Transcribe all records exactly.

--- START OF Raw records ---

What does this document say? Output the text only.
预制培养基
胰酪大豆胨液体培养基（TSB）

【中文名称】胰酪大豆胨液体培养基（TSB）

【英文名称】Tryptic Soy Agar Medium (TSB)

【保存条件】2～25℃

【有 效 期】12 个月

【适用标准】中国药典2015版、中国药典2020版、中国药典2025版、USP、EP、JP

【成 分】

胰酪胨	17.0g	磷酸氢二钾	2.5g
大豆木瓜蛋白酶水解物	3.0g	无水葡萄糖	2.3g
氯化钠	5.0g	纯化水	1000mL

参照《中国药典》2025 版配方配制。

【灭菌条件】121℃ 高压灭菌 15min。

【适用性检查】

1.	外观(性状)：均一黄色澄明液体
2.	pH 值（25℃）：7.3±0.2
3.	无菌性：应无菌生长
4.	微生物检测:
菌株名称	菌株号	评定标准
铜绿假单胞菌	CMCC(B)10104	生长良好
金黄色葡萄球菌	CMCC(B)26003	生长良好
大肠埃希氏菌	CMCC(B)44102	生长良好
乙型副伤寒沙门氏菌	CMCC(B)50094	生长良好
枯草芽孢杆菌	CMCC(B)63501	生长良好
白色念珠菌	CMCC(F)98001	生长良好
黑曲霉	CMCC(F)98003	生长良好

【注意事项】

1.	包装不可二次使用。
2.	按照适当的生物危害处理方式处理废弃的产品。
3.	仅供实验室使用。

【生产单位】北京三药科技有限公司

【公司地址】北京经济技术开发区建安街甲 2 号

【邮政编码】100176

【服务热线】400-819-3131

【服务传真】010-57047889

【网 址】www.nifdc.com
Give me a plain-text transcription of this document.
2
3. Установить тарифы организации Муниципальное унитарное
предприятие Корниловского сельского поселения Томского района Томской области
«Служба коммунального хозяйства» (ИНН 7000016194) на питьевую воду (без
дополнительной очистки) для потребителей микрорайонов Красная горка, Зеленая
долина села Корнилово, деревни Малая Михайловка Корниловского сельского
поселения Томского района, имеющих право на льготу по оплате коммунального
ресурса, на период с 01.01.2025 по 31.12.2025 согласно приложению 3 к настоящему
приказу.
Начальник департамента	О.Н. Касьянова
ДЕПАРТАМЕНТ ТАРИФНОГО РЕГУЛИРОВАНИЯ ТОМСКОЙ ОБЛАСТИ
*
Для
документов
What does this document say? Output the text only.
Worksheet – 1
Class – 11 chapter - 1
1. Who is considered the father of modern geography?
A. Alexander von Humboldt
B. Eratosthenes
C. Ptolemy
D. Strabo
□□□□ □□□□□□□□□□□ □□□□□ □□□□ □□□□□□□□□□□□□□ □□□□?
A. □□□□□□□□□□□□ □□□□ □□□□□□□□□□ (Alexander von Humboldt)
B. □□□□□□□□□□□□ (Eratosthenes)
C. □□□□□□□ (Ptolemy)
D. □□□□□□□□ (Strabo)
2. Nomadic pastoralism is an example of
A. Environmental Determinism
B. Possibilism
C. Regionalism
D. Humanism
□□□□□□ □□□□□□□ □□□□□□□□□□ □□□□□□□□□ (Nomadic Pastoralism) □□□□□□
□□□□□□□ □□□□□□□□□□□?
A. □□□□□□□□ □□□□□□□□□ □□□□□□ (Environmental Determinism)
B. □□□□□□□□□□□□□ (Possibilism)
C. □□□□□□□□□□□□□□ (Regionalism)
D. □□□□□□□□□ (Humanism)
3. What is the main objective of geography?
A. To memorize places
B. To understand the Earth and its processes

--- END OF Raw records ---

- Solution -
What does this document say? Output the text only.
预制培养基
胰酪大豆胨液体培养基（TSB）

【中文名称】胰酪大豆胨液体培养基（TSB）

【英文名称】Tryptic Soy Agar Medium (TSB)

【保存条件】2～25℃

【有 效 期】12 个月

【适用标准】中国药典2015版、中国药典2020版、中国药典2025版、USP、EP、JP

【成 分】

胰酪胨	17.0g	磷酸氢二钾	2.5g
大豆木瓜蛋白酶水解物	3.0g	无水葡萄糖	2.3g
氯化钠	5.0g	纯化水	1000mL

参照《中国药典》2025 版配方配制。

【灭菌条件】121℃ 高压灭菌 15min。

【适用性检查】

1.	外观(性状)：均一黄色澄明液体
2.	pH 值（25℃）：7.3±0.2
3.	无菌性：应无菌生长
4.	微生物检测:
菌株名称	菌株号	评定标准
铜绿假单胞菌	CMCC(B)10104	生长良好
金黄色葡萄球菌	CMCC(B)26003	生长良好
大肠埃希氏菌	CMCC(B)44102	生长良好
乙型副伤寒沙门氏菌	CMCC(B)50094	生长良好
枯草芽孢杆菌	CMCC(B)63501	生长良好
白色念珠菌	CMCC(F)98001	生长良好
黑曲霉	CMCC(F)98003	生长良好

【注意事项】

1.	包装不可二次使用。
2.	按照适当的生物危害处理方式处理废弃的产品。
3.	仅供实验室使用。

【生产单位】北京三药科技有限公司

【公司地址】北京经济技术开发区建安街甲 2 号

【邮政编码】100176

【服务热线】400-819-3131

【服务传真】010-57047889

【网 址】www.nifdc.com
Give me a plain-text transcription of this document.
2
3. Установить тарифы организации Муниципальное унитарное
предприятие Корниловского сельского поселения Томского района Томской области
«Служба коммунального хозяйства» (ИНН 7000016194) на питьевую воду (без
дополнительной очистки) для потребителей микрорайонов Красная горка, Зеленая
долина села Корнилово, деревни Малая Михайловка Корниловского сельского
поселения Томского района, имеющих право на льготу по оплате коммунального
ресурса, на период с 01.01.2025 по 31.12.2025 согласно приложению 3 к настоящему
приказу.
Начальник департамента	О.Н. Касьянова
ДЕПАРТАМЕНТ ТАРИФНОГО РЕГУЛИРОВАНИЯ ТОМСКОЙ ОБЛАСТИ
*
Для
документов
What does this document say? Output the text only.
Worksheet – 1
Class – 11 chapter - 1
1. Who is considered the father of modern geography?
A. Alexander von Humboldt
B. Eratosthenes
C. Ptolemy
D. Strabo
□□□□ □□□□□□□□□□□ □□□□□ □□□□ □□□□□□□□□□□□□□ □□□□?
A. □□□□□□□□□□□□ □□□□ □□□□□□□□□□ (Alexander von Humboldt)
B. □□□□□□□□□□□□ (Eratosthenes)
C. □□□□□□□ (Ptolemy)
D. □□□□□□□□ (Strabo)
2. Nomadic pastoralism is an example of
A. Environmental Determinism
B. Possibilism
C. Regionalism
D. Humanism
□□□□□□ □□□□□□□ □□□□□□□□□□ □□□□□□□□□ (Nomadic Pastoralism) □□□□□□
□□□□□□□ □□□□□□□□□□□?
A. □□□□□□□□ □□□□□□□□□ □□□□□□ (Environmental Determinism)
B. □□□□□□□□□□□□□ (Possibilism)
C. □□□□□□□□□□□□□□ (Regionalism)
D. □□□□□□□□□ (Humanism)
3. What is the main objective of geography?
A. To memorize places
B. To understand the Earth and its processes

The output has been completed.